Data listing

================================

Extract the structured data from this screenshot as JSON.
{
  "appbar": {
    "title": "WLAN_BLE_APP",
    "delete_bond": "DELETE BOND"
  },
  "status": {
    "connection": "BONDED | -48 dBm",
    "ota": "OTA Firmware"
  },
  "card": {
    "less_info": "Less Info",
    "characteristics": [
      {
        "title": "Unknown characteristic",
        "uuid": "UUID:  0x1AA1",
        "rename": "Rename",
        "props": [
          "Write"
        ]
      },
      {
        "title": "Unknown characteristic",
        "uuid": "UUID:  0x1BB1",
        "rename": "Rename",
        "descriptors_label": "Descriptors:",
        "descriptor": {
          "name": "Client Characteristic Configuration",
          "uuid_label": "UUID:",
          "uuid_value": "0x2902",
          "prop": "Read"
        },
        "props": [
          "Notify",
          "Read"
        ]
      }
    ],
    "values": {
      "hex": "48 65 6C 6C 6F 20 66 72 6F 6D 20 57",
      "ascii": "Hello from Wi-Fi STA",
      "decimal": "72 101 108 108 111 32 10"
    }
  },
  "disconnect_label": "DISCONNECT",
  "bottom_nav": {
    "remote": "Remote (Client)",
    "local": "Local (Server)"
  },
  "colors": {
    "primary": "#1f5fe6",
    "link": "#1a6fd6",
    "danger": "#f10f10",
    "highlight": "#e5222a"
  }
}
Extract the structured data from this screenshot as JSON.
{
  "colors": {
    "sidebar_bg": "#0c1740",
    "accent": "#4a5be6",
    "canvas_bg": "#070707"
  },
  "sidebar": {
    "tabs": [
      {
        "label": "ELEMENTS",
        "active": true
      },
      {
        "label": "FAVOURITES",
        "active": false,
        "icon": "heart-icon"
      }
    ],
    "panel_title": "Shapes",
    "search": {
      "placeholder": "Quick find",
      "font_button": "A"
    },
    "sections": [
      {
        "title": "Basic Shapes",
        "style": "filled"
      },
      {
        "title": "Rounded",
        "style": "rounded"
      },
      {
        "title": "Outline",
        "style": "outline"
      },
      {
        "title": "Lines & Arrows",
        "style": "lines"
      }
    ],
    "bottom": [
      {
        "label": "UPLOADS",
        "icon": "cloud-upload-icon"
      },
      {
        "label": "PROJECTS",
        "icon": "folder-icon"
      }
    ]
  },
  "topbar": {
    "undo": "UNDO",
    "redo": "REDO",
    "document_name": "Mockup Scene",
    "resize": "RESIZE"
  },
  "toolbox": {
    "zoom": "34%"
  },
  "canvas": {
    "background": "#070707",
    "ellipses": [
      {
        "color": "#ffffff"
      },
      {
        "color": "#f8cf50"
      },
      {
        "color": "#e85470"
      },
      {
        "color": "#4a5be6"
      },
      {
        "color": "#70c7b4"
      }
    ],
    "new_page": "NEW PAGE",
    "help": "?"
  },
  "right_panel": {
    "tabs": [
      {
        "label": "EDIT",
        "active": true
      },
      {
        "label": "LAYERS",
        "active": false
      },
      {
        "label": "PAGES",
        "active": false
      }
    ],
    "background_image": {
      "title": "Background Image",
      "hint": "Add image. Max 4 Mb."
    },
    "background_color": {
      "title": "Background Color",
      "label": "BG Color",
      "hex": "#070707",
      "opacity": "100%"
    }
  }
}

================================

● **DIRECTION**
Count how many lines hold the string "style" and give that number alone.

● **ANSWER TO THE TASK**
4